STATED GOAL
Pull out from the material below all lines with "JSON".

SUPPLIED RECORDS
* * * * *

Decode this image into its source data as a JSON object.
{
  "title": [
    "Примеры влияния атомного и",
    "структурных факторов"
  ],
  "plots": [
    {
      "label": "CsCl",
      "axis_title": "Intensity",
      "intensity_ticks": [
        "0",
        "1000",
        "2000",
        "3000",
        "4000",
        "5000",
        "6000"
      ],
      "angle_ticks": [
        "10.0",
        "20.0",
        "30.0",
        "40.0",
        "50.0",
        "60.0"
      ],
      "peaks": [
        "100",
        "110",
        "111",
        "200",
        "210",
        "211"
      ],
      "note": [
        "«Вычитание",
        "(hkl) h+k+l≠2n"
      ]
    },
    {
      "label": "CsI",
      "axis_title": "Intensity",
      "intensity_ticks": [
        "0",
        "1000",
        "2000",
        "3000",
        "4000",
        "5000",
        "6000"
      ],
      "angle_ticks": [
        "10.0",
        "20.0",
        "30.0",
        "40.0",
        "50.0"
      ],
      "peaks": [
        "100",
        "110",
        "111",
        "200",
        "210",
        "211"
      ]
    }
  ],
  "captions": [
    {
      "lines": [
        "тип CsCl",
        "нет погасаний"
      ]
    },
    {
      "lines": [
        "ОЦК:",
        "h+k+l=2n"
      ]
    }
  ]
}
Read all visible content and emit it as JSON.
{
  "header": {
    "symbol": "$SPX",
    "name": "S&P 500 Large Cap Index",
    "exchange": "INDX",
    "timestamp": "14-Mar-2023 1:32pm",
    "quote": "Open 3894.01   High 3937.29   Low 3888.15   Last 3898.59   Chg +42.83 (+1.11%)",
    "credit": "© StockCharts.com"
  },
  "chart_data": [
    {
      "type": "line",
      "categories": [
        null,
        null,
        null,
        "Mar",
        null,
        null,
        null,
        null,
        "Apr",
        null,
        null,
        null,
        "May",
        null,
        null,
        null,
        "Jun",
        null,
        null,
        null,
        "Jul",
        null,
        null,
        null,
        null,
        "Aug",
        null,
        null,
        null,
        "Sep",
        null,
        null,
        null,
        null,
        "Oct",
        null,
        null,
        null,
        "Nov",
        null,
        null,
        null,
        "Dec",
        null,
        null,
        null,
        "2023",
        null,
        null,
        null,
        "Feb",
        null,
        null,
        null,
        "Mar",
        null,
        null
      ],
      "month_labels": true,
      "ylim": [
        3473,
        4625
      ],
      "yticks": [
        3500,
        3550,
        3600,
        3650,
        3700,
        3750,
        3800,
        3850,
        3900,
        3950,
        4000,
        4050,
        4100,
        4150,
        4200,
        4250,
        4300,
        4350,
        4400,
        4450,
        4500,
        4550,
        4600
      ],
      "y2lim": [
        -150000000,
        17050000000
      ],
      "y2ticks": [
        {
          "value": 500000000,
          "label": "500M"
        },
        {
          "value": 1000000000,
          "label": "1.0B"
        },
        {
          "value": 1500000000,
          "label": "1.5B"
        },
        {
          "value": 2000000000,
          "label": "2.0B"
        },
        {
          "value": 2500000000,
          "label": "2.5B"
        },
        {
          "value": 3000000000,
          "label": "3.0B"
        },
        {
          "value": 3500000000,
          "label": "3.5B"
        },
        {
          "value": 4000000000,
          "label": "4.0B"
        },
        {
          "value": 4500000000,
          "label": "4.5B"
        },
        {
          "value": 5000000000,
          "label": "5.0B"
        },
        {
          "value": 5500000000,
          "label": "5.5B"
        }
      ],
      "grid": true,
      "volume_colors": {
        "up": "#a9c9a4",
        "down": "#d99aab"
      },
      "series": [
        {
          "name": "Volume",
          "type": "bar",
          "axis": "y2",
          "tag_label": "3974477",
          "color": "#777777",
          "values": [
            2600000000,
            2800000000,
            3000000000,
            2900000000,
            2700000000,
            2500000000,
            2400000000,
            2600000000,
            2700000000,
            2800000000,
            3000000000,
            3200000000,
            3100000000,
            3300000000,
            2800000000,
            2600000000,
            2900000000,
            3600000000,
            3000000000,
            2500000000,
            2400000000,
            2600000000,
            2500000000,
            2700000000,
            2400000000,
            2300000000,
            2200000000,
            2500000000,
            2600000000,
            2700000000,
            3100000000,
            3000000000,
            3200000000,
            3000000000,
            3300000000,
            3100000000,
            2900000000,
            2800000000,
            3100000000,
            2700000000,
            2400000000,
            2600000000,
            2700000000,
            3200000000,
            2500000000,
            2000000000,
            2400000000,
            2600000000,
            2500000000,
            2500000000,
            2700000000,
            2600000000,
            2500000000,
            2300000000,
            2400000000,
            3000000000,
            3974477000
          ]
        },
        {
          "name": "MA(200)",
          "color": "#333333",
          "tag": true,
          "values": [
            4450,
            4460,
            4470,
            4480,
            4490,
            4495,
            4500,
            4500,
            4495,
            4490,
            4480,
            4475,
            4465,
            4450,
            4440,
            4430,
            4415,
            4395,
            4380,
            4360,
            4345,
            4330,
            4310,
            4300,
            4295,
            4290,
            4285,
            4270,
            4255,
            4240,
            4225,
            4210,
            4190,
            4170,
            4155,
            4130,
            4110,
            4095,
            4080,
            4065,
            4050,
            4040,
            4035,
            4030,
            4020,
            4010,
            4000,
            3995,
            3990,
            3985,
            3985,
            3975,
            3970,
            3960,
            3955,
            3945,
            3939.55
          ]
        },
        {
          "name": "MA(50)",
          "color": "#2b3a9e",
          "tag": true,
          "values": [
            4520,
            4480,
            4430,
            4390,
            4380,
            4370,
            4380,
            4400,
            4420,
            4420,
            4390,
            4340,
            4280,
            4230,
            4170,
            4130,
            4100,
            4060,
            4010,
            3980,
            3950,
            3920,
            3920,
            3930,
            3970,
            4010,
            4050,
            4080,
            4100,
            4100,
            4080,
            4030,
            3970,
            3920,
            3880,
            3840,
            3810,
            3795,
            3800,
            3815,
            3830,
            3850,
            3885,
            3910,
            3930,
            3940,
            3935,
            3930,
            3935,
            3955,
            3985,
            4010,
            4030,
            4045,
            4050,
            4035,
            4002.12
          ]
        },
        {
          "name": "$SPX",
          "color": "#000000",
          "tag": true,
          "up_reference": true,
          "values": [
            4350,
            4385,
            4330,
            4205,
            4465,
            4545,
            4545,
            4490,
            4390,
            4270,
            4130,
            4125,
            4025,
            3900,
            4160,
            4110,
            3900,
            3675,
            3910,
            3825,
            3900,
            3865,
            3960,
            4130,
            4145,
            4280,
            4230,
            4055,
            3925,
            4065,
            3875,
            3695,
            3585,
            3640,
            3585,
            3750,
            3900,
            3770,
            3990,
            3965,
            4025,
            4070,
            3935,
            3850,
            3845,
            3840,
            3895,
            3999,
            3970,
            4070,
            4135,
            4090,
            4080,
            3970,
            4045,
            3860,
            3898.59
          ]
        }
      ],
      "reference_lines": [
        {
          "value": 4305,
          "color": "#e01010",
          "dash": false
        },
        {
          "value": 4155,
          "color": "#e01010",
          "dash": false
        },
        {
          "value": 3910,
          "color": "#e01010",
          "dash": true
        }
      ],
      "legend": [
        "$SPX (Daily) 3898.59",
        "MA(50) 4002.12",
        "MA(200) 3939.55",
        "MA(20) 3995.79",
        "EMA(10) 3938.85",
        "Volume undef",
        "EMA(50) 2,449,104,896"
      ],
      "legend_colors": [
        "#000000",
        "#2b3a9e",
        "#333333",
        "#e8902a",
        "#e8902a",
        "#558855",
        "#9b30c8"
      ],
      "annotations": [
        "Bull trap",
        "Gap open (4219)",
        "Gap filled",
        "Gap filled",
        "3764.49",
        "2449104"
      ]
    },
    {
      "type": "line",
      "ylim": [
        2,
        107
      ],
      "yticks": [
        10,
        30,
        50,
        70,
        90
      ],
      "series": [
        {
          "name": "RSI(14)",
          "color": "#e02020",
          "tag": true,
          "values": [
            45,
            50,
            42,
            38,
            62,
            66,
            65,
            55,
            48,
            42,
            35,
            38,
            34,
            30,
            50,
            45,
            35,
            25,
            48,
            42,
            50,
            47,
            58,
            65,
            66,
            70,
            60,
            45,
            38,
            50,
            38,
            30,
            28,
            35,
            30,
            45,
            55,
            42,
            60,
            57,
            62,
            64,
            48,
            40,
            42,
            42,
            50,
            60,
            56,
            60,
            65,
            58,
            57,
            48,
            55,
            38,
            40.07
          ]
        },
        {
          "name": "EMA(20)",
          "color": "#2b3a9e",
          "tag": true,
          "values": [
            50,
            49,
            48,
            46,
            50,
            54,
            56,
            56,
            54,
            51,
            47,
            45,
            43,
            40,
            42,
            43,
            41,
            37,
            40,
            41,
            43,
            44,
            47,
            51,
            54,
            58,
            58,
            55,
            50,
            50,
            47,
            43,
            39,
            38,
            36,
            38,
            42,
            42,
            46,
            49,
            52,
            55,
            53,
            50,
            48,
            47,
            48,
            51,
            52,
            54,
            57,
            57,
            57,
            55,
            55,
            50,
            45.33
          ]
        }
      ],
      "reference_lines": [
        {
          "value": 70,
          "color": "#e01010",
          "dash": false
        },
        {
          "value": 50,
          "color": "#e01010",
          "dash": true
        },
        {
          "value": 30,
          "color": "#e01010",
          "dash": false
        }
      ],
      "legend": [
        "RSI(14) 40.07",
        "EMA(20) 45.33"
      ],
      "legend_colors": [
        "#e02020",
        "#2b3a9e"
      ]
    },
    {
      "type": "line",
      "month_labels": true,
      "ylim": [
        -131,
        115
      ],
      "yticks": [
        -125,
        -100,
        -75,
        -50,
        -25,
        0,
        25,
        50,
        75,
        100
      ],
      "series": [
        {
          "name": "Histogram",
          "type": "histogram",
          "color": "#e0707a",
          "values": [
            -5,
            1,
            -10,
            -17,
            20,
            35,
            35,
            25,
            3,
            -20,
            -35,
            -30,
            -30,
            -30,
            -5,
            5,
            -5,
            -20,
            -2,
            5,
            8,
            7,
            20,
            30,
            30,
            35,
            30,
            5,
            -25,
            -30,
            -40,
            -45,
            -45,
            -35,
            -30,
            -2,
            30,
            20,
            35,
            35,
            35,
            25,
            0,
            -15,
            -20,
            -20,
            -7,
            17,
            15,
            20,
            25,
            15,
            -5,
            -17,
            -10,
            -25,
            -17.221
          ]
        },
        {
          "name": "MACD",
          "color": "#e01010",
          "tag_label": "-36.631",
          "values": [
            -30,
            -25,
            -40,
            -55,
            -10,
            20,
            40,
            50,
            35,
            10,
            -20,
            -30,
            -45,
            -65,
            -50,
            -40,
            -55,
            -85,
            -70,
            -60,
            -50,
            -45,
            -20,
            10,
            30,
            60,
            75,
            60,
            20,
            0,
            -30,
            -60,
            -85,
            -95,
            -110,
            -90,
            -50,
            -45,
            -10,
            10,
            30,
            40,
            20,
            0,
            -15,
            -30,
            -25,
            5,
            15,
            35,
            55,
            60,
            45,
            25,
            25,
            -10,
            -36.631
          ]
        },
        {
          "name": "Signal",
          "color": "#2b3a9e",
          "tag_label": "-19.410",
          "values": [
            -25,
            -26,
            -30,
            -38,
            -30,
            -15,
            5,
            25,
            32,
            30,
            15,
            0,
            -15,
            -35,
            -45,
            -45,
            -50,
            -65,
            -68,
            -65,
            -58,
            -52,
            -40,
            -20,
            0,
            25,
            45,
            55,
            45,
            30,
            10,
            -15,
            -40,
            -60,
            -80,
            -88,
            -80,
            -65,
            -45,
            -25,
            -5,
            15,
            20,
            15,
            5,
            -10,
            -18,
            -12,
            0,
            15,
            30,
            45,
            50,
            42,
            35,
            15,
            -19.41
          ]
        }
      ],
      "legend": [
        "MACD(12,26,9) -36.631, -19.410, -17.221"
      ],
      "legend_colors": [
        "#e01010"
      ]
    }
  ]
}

* * * * *

REPLY
Decode this image into its source data as a JSON object.
Read all visible content and emit it as JSON.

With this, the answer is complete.